PASSAGE PROVIDED -
════
Wait a minute--before we discuss this we need to define our terms properly.

Psychosis refers to perceptions or thoughts that run counter to reality as perceived by most people around you. It's kind of an old term but it's still used for any symptom that means "out of touch with reality". Common types of psychotic symptoms are hearing voices or seeing hallucinations, believing something illogical against all evidence to the contrary (for example, "the CIA is spying on me through my TV set"). Psychosis is most commonly found in schizophrenia and bipolar mania, though it can occasionally be associated with other kinds of mental illness, including dementia and the small subset of depression with psychotic symptoms, and can be a result of substance abuse or a physical illness. (Psychosis does not include synesthesia, sensory-integration problems, sleep disorders such as sleep-paralysis-related hallucinations, migraine or seizure-related auras and hallucinations, or eccentric beliefs such as conspiracy theories.)

Mental illness is a much larger category, including anything that can go out-of-balance with the human mind. It is a part of the larger category of psychological disorders (which includes developmental traits that do not represent an out-of-balance state, such as autism or dyslexia). Most mental illnesses do not involve psychosis; in fact, the great majority of people who have a mental illness will never experience any kind of psychotic symptoms. Most psychologists believe that mental illnesses come about as part of a sort of interaction between genetic vulnerability and environmental stress: Your genes may make you vulnerable to depression, but you may never develop it if your environment is favorable; conversely, a poor environment may not create depression in someone who is not naturally prone to it (though there's nothing to say he won't develop, say, OCD instead).

OK. So:
Autism and mental illness do have a positive correlation. The most common comorbidity is ADHD, with depression running a close second. Since you can't really call ADHD a "mental illness" (it is, like autism, primarily neurological), let's focus on the depression. I've been looking at some of the information and the reports vary widely; I have a range of anywhere from 25% to 75% of people with autism also having experienced depression, with most of the numbers below 50% (the 75 came from a survey of autistic teenagers). Compare that to the 20% rate for NTs, and you can see there's probably a greater risk for autistic people. I think this may have a lot to do with environment, because a similar sort of trend iss seen in any minority group. (Minority races and homosexual/bisexual individuals also have a higher rate of depression; the figures for those seem to range from 30-60% or so.)
════
INFORMATION GIVEN -
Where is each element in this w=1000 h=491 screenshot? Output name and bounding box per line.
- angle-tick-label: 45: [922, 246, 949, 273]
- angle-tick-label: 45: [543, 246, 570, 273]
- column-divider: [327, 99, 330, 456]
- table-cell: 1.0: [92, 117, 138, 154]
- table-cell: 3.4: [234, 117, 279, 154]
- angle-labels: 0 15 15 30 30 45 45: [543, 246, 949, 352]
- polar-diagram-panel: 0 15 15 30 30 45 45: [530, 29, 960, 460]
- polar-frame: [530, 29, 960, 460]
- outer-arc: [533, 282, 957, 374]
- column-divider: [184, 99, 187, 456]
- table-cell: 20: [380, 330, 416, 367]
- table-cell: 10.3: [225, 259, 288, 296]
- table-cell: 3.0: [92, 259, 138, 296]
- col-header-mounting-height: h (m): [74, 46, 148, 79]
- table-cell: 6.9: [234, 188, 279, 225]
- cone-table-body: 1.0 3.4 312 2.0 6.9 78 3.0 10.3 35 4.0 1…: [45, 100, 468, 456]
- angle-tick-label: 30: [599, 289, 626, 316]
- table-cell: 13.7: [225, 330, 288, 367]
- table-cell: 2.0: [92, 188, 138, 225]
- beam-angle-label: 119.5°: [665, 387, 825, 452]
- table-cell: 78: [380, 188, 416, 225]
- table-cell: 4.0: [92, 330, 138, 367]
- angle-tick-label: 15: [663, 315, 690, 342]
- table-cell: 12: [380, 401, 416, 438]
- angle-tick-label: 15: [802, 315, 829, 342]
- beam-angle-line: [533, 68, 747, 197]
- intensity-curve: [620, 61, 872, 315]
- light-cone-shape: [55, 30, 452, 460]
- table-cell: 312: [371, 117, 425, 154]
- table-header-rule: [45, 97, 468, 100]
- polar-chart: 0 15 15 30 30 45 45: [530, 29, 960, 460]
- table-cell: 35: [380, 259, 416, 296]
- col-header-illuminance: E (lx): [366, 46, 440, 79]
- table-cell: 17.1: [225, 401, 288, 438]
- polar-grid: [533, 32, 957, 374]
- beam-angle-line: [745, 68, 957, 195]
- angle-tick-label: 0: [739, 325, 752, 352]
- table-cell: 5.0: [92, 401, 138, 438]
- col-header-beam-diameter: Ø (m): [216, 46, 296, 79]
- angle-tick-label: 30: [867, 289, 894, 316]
════
ASSIGNMENT 1 - In the passage on psychosis and mental illness, rewrite the stretch from "Mental illness is" through "say, OCD instead).", swapping "environmental stress" for "environmental pressure".
ASSIGNMENT 2 - According to the passage on psychosis and mental illness, what is the rate of depression for NTs?
ASSIGNMENT 3 - List every condition or belief that the passage on psychosis and mental illness says psychosis does not include.

ANSWER AREA 1 -
Mental illness is a much larger category, including anything that can go out-of-balance with the human mind. It is a part of the larger category of psychological disorders (which includes developmental traits that do not represent an out-of-balance state, such as autism or dyslexia). Most mental illnesses do not involve psychosis; in fact, the great majority of people who have a mental illness will never experience any kind of psychotic symptoms. Most psychologists believe that mental illnesses come about as part of a sort of interaction between genetic vulnerability and environmental pressure: Your genes may make you vulnerable to depression, but you may never develop it if your environment is favorable; conversely, a poor environment may not create depression in someone who is not naturally prone to it (though there's nothing to say he won't develop, say, OCD instead).

ANSWER AREA 2 - 20%

ANSWER AREA 3 -
- Synesthesia
- Sensory-integration problems
- Sleep disorders such as sleep-paralysis-related hallucinations
- Migraine or seizure-related auras and hallucinations
- Eccentric beliefs such as conspiracy theories